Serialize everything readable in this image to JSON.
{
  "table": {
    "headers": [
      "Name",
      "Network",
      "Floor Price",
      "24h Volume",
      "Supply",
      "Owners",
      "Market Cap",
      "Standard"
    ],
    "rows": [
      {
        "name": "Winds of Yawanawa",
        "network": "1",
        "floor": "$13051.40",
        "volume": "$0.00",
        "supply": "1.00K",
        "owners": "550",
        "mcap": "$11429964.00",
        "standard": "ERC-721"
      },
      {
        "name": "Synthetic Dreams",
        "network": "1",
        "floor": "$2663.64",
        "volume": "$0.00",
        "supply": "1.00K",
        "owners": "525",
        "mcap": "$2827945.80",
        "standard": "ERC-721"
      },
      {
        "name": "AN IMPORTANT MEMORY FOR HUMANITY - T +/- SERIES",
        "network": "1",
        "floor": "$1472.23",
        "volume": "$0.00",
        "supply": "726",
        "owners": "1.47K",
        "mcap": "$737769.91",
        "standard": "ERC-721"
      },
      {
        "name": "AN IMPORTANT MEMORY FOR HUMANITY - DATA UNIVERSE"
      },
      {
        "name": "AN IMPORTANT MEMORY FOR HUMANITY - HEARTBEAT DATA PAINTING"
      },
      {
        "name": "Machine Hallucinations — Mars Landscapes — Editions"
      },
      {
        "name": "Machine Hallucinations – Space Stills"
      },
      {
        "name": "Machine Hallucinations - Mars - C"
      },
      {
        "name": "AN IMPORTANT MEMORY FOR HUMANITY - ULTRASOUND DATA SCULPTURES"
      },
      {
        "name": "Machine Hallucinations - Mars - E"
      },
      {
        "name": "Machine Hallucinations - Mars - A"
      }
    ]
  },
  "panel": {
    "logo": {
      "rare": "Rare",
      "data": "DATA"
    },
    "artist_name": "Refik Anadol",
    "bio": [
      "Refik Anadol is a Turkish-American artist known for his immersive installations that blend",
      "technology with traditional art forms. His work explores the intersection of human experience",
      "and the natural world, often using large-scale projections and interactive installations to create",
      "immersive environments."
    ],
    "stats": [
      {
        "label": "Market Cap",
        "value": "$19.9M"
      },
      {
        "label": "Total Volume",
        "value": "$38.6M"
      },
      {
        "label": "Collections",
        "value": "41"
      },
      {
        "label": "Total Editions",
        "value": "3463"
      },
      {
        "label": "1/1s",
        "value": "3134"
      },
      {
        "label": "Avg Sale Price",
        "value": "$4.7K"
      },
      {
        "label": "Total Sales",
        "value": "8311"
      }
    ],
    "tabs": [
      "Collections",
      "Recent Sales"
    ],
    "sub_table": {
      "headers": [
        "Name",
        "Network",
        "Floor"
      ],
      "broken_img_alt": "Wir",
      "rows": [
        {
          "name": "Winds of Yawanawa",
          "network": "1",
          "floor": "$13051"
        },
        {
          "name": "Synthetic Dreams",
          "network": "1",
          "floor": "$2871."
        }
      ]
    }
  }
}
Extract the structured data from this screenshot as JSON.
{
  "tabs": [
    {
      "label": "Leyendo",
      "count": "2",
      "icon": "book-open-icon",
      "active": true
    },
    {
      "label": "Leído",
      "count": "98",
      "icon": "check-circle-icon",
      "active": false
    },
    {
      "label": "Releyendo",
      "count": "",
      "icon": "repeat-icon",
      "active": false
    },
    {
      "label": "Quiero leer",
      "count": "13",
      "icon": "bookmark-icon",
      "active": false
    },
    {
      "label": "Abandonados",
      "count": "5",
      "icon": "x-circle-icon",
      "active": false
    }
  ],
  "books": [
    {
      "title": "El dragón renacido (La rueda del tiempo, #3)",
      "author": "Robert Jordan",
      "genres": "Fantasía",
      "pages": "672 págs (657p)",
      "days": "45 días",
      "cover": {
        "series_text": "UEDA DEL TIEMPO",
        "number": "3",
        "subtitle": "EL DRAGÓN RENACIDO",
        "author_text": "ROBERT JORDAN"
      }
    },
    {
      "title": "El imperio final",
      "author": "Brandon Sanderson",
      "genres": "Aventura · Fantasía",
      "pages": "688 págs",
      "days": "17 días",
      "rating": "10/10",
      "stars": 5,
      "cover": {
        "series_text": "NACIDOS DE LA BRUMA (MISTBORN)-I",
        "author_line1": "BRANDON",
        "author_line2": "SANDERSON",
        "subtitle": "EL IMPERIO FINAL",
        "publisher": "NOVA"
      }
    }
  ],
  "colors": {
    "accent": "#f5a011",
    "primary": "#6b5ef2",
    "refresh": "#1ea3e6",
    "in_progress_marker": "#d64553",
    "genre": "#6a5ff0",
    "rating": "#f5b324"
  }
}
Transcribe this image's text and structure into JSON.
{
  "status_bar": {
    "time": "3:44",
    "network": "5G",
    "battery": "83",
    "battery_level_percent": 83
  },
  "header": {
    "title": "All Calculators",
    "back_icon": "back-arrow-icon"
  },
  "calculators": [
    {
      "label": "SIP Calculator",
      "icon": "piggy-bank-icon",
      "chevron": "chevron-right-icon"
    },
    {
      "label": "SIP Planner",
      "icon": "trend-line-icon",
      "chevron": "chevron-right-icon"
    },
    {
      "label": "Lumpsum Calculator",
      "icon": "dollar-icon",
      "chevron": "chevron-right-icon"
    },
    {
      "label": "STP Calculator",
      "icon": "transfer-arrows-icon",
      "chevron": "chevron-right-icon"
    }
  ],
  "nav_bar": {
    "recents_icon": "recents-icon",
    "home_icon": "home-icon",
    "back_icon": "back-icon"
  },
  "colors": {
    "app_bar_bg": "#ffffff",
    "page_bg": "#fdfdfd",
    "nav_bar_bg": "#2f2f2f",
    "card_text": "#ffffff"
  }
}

Short task -> Which lines contain the word "Winds"? Return each of them.

Written response ->
        "name": "Winds of Yawanawa",
          "name": "Winds of Yawanawa",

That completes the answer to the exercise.